Return every line of the material exactly.

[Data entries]

+ + +

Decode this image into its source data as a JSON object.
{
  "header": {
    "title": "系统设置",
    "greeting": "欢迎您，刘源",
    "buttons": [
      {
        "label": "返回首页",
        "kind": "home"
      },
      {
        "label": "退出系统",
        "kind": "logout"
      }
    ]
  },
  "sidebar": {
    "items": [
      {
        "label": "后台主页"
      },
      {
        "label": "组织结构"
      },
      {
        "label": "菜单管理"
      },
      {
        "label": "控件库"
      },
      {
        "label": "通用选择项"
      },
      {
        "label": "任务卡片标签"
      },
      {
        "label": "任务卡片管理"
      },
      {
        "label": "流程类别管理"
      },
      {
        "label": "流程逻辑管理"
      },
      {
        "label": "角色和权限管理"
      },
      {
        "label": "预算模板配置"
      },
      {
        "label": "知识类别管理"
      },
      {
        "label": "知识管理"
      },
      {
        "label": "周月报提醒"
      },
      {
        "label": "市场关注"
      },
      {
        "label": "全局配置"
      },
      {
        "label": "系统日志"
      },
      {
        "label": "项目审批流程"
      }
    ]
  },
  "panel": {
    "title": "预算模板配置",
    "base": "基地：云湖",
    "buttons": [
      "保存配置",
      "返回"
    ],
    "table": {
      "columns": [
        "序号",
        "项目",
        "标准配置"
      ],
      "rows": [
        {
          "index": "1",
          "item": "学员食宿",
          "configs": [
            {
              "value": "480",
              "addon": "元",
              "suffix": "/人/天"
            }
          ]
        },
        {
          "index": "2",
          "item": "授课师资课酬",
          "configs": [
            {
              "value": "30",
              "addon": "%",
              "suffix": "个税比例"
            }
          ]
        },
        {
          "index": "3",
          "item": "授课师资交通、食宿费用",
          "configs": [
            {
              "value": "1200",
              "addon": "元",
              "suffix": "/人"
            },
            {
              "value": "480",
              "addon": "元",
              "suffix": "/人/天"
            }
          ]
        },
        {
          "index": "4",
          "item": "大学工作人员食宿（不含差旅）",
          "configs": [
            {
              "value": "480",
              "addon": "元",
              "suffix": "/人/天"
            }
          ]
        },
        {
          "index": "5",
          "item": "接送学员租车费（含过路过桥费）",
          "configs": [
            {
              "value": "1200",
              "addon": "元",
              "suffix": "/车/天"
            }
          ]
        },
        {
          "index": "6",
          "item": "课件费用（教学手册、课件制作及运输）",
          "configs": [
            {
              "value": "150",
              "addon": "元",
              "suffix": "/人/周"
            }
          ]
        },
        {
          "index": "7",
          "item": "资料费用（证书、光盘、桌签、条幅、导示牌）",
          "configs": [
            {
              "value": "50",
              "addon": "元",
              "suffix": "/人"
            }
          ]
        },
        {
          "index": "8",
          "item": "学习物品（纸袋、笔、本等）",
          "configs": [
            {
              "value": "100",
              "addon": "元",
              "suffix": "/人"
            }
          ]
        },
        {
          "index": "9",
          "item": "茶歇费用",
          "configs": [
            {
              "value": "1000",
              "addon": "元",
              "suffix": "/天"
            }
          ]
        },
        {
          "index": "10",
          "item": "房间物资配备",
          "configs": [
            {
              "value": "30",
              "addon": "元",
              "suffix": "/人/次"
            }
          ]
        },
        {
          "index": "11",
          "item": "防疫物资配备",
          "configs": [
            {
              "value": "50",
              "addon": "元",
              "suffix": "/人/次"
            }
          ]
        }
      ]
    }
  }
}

+ + +

• _Exercise result_:
Decode this image into its source data as a JSON object.
{
  "header": {
    "title": "系统设置",
    "greeting": "欢迎您，刘源",
    "buttons": [
      {
        "label": "返回首页",
        "kind": "home"
      },
      {
        "label": "退出系统",
        "kind": "logout"
      }
    ]
  },
  "sidebar": {
    "items": [
      {
        "label": "后台主页"
      },
      {
        "label": "组织结构"
      },
      {
        "label": "菜单管理"
      },
      {
        "label": "控件库"
      },
      {
        "label": "通用选择项"
      },
      {
        "label": "任务卡片标签"
      },
      {
        "label": "任务卡片管理"
      },
      {
        "label": "流程类别管理"
      },
      {
        "label": "流程逻辑管理"
      },
      {
        "label": "角色和权限管理"
      },
      {
        "label": "预算模板配置"
      },
      {
        "label": "知识类别管理"
      },
      {
        "label": "知识管理"
      },
      {
        "label": "周月报提醒"
      },
      {
        "label": "市场关注"
      },
      {
        "label": "全局配置"
      },
      {
        "label": "系统日志"
      },
      {
        "label": "项目审批流程"
      }
    ]
  },
  "panel": {
    "title": "预算模板配置",
    "base": "基地：云湖",
    "buttons": [
      "保存配置",
      "返回"
    ],
    "table": {
      "columns": [
        "序号",
        "项目",
        "标准配置"
      ],
      "rows": [
        {
          "index": "1",
          "item": "学员食宿",
          "configs": [
            {
              "value": "480",
              "addon": "元",
              "suffix": "/人/天"
            }
          ]
        },
        {
          "index": "2",
          "item": "授课师资课酬",
          "configs": [
            {
              "value": "30",
              "addon": "%",
              "suffix": "个税比例"
            }
          ]
        },
        {
          "index": "3",
          "item": "授课师资交通、食宿费用",
          "configs": [
            {
              "value": "1200",
              "addon": "元",
              "suffix": "/人"
            },
            {
              "value": "480",
              "addon": "元",
              "suffix": "/人/天"
            }
          ]
        },
        {
          "index": "4",
          "item": "大学工作人员食宿（不含差旅）",
          "configs": [
            {
              "value": "480",
              "addon": "元",
              "suffix": "/人/天"
            }
          ]
        },
        {
          "index": "5",
          "item": "接送学员租车费（含过路过桥费）",
          "configs": [
            {
              "value": "1200",
              "addon": "元",
              "suffix": "/车/天"
            }
          ]
        },
        {
          "index": "6",
          "item": "课件费用（教学手册、课件制作及运输）",
          "configs": [
            {
              "value": "150",
              "addon": "元",
              "suffix": "/人/周"
            }
          ]
        },
        {
          "index": "7",
          "item": "资料费用（证书、光盘、桌签、条幅、导示牌）",
          "configs": [
            {
              "value": "50",
              "addon": "元",
              "suffix": "/人"
            }
          ]
        },
        {
          "index": "8",
          "item": "学习物品（纸袋、笔、本等）",
          "configs": [
            {
              "value": "100",
              "addon": "元",
              "suffix": "/人"
            }
          ]
        },
        {
          "index": "9",
          "item": "茶歇费用",
          "configs": [
            {
              "value": "1000",
              "addon": "元",
              "suffix": "/天"
            }
          ]
        },
        {
          "index": "10",
          "item": "房间物资配备",
          "configs": [
            {
              "value": "30",
              "addon": "元",
              "suffix": "/人/次"
            }
          ]
        },
        {
          "index": "11",
          "item": "防疫物资配备",
          "configs": [
            {
              "value": "50",
              "addon": "元",
              "suffix": "/人/次"
            }
          ]
        }
      ]
    }
  }
}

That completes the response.